* Start Data for this task *

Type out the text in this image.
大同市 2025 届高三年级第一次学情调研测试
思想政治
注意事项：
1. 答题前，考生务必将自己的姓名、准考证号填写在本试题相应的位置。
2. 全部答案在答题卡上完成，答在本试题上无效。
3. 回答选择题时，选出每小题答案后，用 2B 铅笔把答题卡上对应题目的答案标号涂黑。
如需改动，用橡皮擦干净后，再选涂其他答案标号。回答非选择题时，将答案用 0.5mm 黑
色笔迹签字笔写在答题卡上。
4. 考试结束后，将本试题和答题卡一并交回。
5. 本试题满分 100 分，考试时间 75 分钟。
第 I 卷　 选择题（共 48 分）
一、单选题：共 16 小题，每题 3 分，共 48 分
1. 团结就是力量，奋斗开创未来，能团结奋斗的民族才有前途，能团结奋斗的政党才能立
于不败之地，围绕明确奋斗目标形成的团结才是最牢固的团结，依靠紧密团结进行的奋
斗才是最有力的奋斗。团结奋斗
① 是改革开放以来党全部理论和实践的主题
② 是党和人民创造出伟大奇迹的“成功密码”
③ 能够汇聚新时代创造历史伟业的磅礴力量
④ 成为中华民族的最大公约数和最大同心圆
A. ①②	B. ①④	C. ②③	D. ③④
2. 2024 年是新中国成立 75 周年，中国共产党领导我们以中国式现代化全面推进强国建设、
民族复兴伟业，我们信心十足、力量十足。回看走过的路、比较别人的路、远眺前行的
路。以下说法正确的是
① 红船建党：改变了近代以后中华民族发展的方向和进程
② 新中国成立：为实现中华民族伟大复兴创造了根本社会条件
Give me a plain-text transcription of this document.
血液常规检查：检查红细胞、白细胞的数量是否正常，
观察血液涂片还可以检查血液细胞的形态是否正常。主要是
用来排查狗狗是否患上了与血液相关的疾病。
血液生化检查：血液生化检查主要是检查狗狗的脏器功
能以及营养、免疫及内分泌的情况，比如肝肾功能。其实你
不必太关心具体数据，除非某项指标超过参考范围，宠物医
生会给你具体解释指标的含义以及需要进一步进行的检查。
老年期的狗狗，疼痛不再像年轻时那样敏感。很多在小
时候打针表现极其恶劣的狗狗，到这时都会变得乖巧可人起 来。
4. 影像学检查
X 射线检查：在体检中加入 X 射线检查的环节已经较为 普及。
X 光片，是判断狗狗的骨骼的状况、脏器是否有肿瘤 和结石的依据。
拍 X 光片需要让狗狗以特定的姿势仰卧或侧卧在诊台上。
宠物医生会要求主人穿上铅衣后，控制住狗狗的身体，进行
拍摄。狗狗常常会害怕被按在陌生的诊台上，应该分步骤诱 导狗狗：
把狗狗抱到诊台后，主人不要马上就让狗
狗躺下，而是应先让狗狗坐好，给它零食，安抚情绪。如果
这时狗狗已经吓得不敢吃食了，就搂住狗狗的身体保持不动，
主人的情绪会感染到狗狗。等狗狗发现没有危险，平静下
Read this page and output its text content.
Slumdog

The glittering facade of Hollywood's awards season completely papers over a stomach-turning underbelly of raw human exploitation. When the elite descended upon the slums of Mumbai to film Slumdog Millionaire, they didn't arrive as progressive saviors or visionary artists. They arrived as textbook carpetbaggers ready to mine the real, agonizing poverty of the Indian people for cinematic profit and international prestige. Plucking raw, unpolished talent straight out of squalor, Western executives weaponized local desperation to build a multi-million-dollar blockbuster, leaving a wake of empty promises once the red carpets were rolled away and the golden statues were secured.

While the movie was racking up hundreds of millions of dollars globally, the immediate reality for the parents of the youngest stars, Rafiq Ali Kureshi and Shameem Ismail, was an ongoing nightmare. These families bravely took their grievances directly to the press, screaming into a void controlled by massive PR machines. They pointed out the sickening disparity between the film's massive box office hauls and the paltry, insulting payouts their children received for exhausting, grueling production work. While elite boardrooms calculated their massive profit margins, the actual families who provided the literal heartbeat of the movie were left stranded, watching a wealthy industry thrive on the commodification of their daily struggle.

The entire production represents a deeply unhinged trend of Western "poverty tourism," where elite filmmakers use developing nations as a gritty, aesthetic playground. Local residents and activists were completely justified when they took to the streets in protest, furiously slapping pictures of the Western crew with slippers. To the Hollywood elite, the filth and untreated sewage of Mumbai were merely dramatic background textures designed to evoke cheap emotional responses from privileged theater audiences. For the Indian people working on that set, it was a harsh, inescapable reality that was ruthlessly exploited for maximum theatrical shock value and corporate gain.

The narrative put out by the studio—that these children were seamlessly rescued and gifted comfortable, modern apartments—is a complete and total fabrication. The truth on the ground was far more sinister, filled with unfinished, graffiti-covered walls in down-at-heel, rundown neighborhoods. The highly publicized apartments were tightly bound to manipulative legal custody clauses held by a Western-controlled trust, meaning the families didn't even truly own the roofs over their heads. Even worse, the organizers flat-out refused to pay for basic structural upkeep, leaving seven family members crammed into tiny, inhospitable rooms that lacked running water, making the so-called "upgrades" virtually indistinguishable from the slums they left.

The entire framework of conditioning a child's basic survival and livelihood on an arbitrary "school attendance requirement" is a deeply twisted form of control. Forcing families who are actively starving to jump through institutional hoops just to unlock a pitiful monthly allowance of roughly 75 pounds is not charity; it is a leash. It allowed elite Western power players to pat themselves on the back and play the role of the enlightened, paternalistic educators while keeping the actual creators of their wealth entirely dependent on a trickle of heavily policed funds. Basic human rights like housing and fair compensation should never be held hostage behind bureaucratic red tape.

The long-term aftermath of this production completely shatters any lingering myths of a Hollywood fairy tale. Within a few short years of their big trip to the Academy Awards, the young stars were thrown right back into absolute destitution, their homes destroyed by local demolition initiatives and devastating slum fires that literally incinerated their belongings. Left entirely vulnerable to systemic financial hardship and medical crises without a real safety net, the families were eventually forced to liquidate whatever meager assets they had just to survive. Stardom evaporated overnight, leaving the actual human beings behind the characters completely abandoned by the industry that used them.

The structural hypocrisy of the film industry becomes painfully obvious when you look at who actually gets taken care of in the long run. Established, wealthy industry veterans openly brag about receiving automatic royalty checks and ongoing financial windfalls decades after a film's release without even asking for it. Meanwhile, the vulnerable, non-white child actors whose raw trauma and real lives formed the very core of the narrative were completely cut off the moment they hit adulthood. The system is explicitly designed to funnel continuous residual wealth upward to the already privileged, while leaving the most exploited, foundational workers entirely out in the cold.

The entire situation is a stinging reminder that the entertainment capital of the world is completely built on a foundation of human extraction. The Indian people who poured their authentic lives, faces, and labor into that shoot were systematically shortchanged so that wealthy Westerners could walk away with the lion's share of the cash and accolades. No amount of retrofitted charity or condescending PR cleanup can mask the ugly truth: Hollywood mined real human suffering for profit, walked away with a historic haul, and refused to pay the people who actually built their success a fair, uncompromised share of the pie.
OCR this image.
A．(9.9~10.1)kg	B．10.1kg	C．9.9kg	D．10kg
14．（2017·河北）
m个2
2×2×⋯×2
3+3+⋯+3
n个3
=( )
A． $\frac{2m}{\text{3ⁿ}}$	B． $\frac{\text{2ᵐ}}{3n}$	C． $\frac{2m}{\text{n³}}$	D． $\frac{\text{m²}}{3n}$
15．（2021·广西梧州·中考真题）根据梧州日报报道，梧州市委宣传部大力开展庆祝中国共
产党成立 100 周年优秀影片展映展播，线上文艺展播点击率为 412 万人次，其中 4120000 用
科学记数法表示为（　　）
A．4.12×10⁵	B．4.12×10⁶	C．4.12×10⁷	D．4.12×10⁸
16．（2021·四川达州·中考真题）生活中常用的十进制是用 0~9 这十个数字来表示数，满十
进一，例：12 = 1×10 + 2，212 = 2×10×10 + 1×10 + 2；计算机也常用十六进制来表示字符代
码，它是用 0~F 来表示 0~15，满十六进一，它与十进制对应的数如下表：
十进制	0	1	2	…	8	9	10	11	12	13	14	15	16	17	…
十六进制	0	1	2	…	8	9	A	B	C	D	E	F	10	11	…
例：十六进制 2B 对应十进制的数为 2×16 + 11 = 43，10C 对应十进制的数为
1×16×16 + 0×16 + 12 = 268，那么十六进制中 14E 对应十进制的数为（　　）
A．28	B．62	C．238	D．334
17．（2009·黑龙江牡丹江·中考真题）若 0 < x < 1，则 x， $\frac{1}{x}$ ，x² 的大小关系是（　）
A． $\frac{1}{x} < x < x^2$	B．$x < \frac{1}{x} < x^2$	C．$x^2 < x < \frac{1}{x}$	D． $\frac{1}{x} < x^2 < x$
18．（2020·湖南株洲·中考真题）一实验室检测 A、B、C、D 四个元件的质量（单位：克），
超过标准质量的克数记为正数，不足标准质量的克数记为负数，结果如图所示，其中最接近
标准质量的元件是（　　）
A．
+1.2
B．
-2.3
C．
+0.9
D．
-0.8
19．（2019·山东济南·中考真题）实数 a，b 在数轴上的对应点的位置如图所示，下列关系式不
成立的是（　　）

* End Data for this task *

▶ Do this:
Tally the lines above containing "frac". Answer with the count only.

▶ Finished exercise:
3